Pictures aside, write out every record exactly as it appears.

> _Stored entries_:
------------------------------
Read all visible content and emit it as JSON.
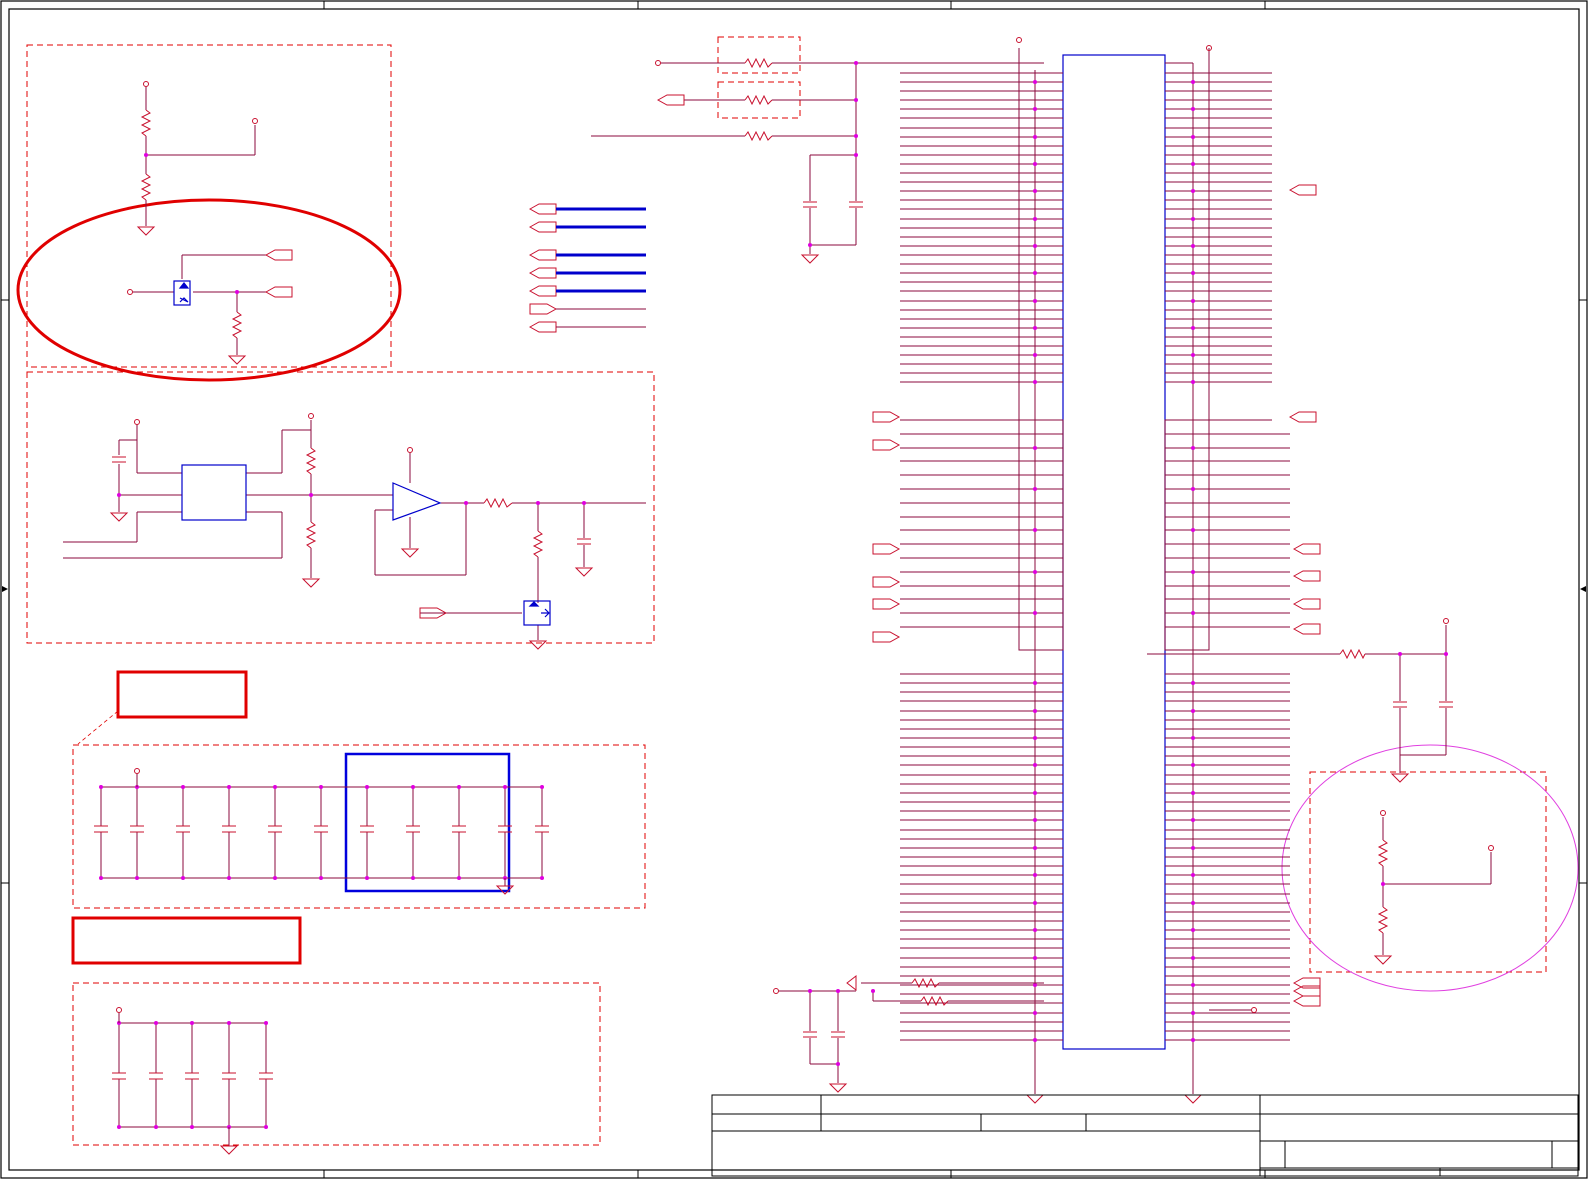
{
  "colors": {
    "wire": "#8B0A3C",
    "component": "#C8102E",
    "pin_blue": "#0000CC",
    "junction": "#E000E0",
    "highlight_red": "#E00000",
    "highlight_magenta": "#E040E0",
    "frame": "#000000",
    "background": "#FFFFFF"
  },
  "sheet": {
    "columns": 5,
    "rows": 4
  },
  "title_block": {
    "title": "",
    "size": "",
    "document_number": "",
    "revision": "",
    "date": "",
    "sheet": ""
  },
  "highlights": {
    "labels": [
      "",
      ""
    ]
  },
  "connector": {
    "pins_left_label": "",
    "pins_right_label": ""
  }
}
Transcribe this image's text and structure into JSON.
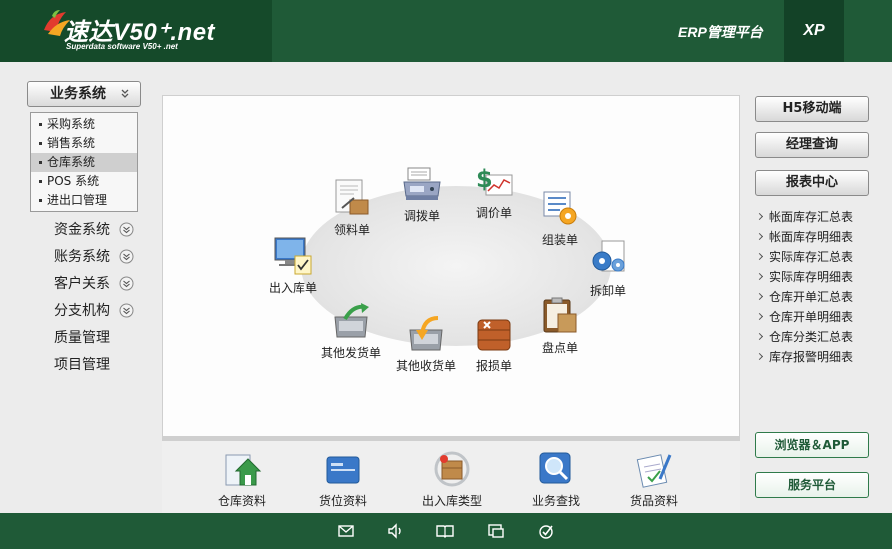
------------------------------
> _Response to the task_:
Read all visible content and emit it as JSON.
{
  "colors": {
    "wire": "#8B0A3C",
    "component": "#C8102E",
    "pin_blue": "#0000CC",
    "junction": "#E000E0",
    "highlight_red": "#E00000",
    "highlight_magenta": "#E040E0",
    "frame": "#000000",
    "background": "#FFFFFF"
  },
  "sheet": {
    "columns": 5,
    "rows": 4
  },
  "title_block": {
    "title": "",
    "size": "",
    "document_number": "",
    "revision": "",
    "date": "",
    "sheet": ""
  },
  "highlights": {
    "labels": [
      "",
      ""
    ]
  },
  "connector": {
    "pins_left_label": "",
    "pins_right_label": ""
  }
}
Transcribe this image's text and structure into JSON.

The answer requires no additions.